In your copy, leave out the pictures; write out all the data exactly.

Dataset records start

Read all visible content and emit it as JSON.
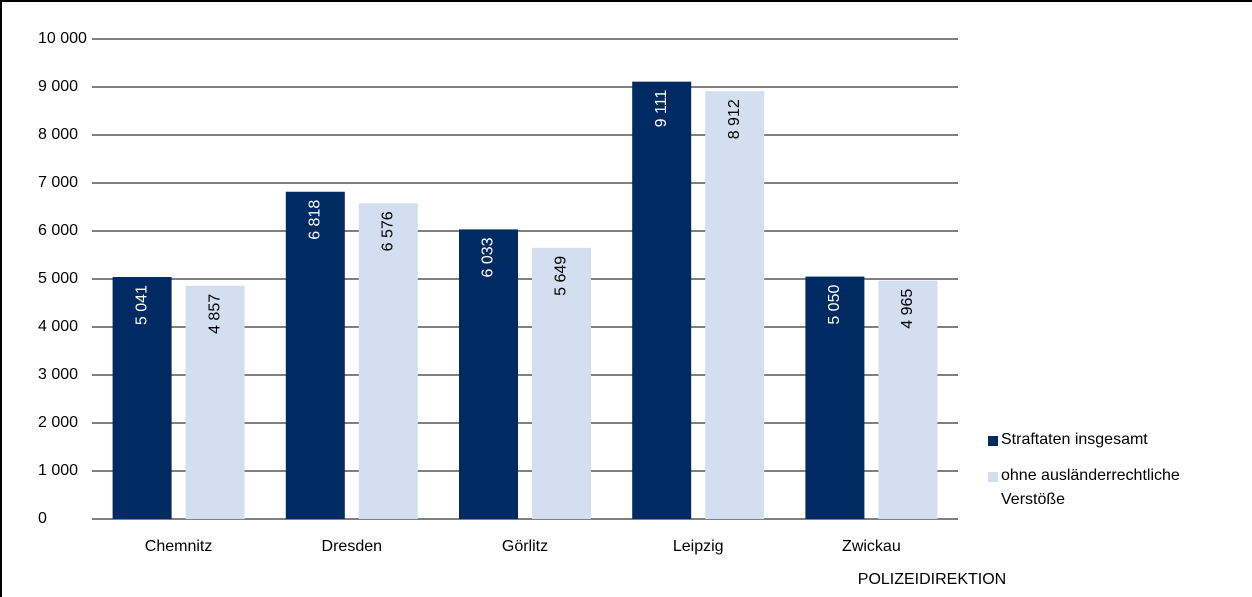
{
  "chart_data": {
    "type": "bar",
    "categories": [
      "Chemnitz",
      "Dresden",
      "Görlitz",
      "Leipzig",
      "Zwickau"
    ],
    "series": [
      {
        "name": "Straftaten insgesamt",
        "color": "#002a62",
        "values": [
          5041,
          6818,
          6033,
          9111,
          5050
        ],
        "value_labels": [
          "5 041",
          "6 818",
          "6 033",
          "9 111",
          "5 050"
        ]
      },
      {
        "name": "ohne ausländerrechtliche Verstöße",
        "color": "#d3dff0",
        "values": [
          4857,
          6576,
          5649,
          8912,
          4965
        ],
        "value_labels": [
          "4 857",
          "6 576",
          "5 649",
          "8 912",
          "4 965"
        ]
      }
    ],
    "x_label": "POLIZEIDIREKTION",
    "ylim": [
      0,
      10000
    ],
    "yticks": [
      0,
      {
        "value": 1000,
        "label": "1 000"
      },
      {
        "value": 2000,
        "label": "2 000"
      },
      {
        "value": 3000,
        "label": "3 000"
      },
      {
        "value": 4000,
        "label": "4 000"
      },
      {
        "value": 5000,
        "label": "5 000"
      },
      {
        "value": 6000,
        "label": "6 000"
      },
      {
        "value": 7000,
        "label": "7 000"
      },
      {
        "value": 8000,
        "label": "8 000"
      },
      {
        "value": 9000,
        "label": "9 000"
      },
      {
        "value": 10000,
        "label": "10 000"
      }
    ],
    "grid": true,
    "legend": "right"
  }
}
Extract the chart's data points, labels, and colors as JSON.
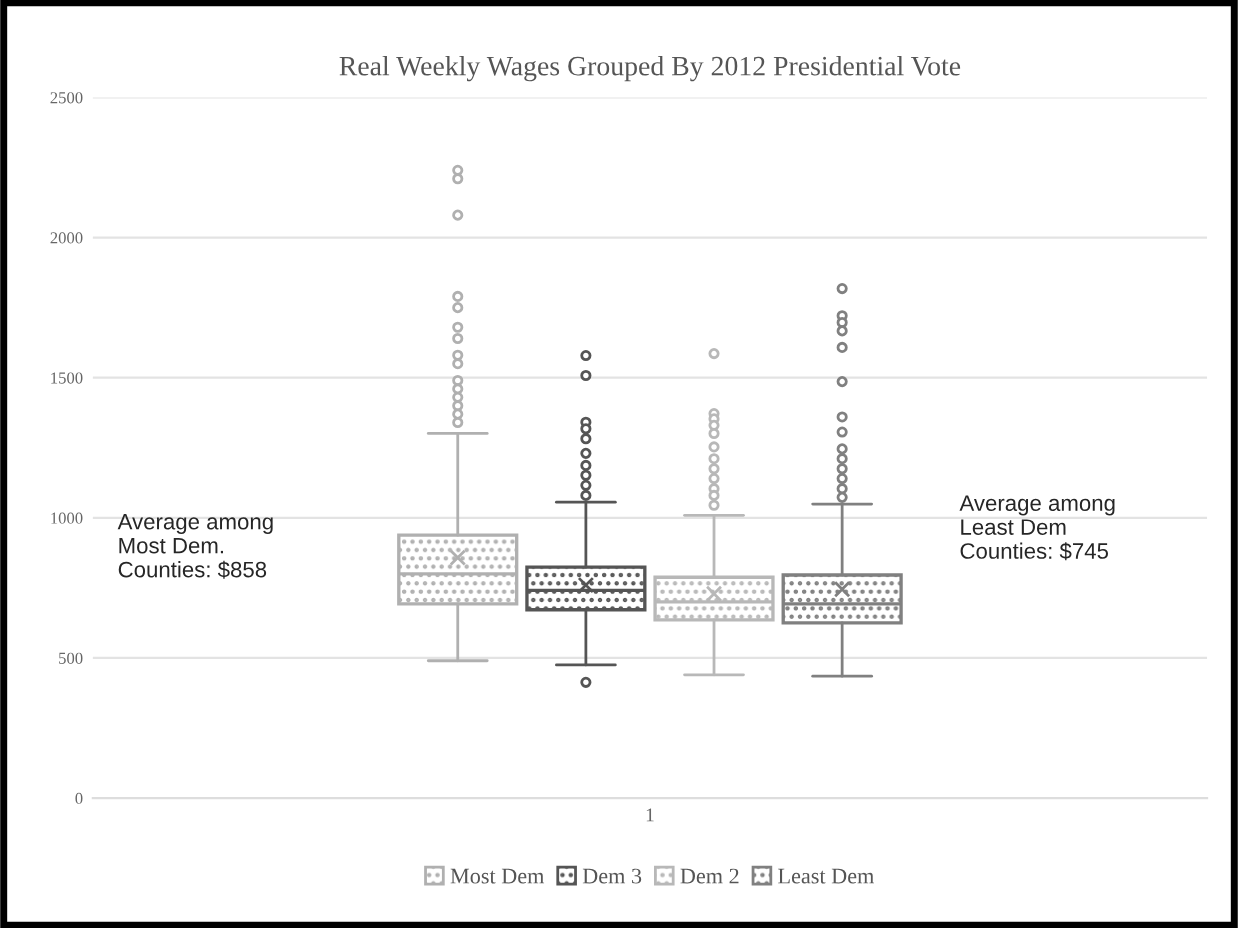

Dataset records end

- Result of the task -
Read all visible content and emit it as JSON.
{
  "chart_data": {
    "type": "bar",
    "categories": [
      "Chemnitz",
      "Dresden",
      "Görlitz",
      "Leipzig",
      "Zwickau"
    ],
    "series": [
      {
        "name": "Straftaten insgesamt",
        "color": "#002a62",
        "values": [
          5041,
          6818,
          6033,
          9111,
          5050
        ],
        "value_labels": [
          "5 041",
          "6 818",
          "6 033",
          "9 111",
          "5 050"
        ]
      },
      {
        "name": "ohne ausländerrechtliche Verstöße",
        "color": "#d3dff0",
        "values": [
          4857,
          6576,
          5649,
          8912,
          4965
        ],
        "value_labels": [
          "4 857",
          "6 576",
          "5 649",
          "8 912",
          "4 965"
        ]
      }
    ],
    "x_label": "POLIZEIDIREKTION",
    "ylim": [
      0,
      10000
    ],
    "yticks": [
      0,
      {
        "value": 1000,
        "label": "1 000"
      },
      {
        "value": 2000,
        "label": "2 000"
      },
      {
        "value": 3000,
        "label": "3 000"
      },
      {
        "value": 4000,
        "label": "4 000"
      },
      {
        "value": 5000,
        "label": "5 000"
      },
      {
        "value": 6000,
        "label": "6 000"
      },
      {
        "value": 7000,
        "label": "7 000"
      },
      {
        "value": 8000,
        "label": "8 000"
      },
      {
        "value": 9000,
        "label": "9 000"
      },
      {
        "value": 10000,
        "label": "10 000"
      }
    ],
    "grid": true,
    "legend": "right"
  }
}
Extract the chart's data points, labels, and colors as JSON.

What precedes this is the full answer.